* Stated goal
Pick out every line holding the string "also" and copy it.

* Start Exercise data *

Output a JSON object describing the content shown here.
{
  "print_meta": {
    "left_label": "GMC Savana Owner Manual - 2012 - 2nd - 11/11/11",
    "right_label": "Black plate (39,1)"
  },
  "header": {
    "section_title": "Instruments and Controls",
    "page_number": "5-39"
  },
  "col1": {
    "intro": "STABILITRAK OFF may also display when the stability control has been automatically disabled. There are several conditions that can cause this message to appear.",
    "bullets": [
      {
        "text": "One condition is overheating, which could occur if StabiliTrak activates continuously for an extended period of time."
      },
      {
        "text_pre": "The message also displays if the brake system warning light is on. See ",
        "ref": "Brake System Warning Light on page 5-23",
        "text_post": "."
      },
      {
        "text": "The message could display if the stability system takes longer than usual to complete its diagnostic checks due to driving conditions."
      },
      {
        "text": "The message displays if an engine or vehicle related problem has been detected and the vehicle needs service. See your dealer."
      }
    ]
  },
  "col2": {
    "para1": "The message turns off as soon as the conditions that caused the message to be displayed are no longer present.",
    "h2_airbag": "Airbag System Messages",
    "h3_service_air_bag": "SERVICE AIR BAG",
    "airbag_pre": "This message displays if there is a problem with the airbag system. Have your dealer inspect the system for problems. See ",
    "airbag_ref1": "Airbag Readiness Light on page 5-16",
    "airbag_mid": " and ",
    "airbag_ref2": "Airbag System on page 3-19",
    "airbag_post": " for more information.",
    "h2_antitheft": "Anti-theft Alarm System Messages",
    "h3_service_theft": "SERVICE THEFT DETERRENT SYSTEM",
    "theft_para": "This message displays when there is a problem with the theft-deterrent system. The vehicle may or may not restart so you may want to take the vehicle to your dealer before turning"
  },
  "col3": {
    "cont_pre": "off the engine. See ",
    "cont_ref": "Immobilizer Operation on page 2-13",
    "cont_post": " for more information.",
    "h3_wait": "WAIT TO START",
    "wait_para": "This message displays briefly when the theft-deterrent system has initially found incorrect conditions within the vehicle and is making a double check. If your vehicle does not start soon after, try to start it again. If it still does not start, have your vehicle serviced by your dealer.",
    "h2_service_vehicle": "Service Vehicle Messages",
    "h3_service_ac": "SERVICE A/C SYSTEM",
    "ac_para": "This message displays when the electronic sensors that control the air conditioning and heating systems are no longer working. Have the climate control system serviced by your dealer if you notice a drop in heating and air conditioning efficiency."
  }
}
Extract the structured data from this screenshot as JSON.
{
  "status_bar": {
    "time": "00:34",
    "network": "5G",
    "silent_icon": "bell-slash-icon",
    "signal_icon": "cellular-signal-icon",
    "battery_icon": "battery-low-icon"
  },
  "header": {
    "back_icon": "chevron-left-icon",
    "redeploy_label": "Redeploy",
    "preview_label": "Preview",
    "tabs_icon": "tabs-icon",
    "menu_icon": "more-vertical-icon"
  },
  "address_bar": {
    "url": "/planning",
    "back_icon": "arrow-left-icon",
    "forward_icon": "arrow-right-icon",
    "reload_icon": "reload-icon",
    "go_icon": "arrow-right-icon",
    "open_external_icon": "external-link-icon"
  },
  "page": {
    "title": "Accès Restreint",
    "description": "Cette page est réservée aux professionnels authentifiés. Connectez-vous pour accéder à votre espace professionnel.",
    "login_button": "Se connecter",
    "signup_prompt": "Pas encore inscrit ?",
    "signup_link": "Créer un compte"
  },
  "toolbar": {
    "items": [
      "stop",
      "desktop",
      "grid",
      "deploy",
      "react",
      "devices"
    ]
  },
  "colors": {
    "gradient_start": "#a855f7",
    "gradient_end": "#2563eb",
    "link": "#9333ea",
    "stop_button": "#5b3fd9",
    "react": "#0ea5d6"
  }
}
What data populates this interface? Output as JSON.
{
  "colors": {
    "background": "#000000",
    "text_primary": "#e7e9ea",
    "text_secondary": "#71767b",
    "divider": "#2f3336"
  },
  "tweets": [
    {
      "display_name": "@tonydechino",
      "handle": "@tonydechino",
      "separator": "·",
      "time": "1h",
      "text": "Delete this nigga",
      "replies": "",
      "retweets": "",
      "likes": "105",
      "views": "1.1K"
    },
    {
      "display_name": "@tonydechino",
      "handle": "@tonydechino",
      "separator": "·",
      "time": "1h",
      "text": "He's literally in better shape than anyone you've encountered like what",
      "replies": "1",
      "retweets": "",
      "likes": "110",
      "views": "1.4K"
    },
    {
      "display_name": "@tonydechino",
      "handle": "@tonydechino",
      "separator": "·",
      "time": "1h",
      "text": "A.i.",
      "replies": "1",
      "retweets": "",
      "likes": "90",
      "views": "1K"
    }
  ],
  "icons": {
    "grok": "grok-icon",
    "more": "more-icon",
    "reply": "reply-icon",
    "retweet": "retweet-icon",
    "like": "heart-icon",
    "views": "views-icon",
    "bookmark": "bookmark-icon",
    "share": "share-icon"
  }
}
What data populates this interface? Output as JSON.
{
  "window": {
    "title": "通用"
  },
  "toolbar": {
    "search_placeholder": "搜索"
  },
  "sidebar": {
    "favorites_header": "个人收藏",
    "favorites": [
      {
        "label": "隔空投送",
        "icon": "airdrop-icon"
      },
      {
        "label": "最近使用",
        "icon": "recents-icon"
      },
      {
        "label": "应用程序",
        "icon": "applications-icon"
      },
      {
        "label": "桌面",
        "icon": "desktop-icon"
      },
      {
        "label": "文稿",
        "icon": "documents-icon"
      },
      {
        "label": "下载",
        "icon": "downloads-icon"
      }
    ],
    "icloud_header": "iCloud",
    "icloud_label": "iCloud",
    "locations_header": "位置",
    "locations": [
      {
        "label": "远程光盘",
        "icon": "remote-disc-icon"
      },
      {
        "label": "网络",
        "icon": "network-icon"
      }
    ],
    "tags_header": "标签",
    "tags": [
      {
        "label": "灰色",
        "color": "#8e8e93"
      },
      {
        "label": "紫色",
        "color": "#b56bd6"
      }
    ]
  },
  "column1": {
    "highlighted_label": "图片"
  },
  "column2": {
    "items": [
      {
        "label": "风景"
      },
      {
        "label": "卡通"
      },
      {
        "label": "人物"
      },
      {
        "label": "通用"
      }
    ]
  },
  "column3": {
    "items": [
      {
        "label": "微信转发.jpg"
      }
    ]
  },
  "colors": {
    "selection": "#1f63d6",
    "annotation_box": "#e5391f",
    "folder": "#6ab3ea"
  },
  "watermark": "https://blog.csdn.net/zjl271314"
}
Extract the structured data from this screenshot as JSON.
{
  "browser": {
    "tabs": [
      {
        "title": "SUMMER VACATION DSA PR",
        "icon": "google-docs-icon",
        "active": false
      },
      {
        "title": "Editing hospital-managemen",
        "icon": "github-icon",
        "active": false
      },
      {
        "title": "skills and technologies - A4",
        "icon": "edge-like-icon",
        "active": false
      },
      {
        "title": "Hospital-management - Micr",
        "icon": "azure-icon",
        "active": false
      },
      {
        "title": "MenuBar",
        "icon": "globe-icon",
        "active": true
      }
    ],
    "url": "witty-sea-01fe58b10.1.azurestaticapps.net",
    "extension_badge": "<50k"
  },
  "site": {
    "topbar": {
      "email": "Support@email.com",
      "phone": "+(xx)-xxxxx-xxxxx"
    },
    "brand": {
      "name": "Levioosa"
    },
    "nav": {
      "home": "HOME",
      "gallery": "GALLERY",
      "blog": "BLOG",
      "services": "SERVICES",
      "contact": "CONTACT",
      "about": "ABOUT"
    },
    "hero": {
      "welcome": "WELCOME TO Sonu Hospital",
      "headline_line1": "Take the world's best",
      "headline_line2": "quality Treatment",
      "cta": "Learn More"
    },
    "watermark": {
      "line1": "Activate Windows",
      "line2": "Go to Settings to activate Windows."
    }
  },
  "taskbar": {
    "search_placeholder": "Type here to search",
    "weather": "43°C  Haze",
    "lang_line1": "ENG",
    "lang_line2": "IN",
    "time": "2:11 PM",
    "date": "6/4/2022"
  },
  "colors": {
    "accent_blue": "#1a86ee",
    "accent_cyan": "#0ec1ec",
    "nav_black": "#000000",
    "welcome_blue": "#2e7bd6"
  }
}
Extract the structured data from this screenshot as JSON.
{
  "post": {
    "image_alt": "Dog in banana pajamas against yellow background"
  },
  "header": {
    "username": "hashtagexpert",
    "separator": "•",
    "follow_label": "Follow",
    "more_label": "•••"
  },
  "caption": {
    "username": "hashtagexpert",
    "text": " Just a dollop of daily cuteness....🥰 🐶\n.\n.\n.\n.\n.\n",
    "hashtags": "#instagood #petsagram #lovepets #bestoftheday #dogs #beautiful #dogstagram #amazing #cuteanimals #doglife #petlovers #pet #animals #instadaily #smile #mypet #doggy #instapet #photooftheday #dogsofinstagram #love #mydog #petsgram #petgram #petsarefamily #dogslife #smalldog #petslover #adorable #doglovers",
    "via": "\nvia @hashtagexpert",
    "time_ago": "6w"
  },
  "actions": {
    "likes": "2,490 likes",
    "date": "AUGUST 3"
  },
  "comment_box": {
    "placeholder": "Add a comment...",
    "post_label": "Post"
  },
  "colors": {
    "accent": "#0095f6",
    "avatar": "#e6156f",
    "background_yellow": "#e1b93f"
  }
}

* End Exercise data *

* Exercise output
    "intro": "STABILITRAK OFF may also display when the stability control has been automatically disabled. There are several conditions that can cause this message to appear.",
        "text_pre": "The message also displays if the brake system warning light is on. See ",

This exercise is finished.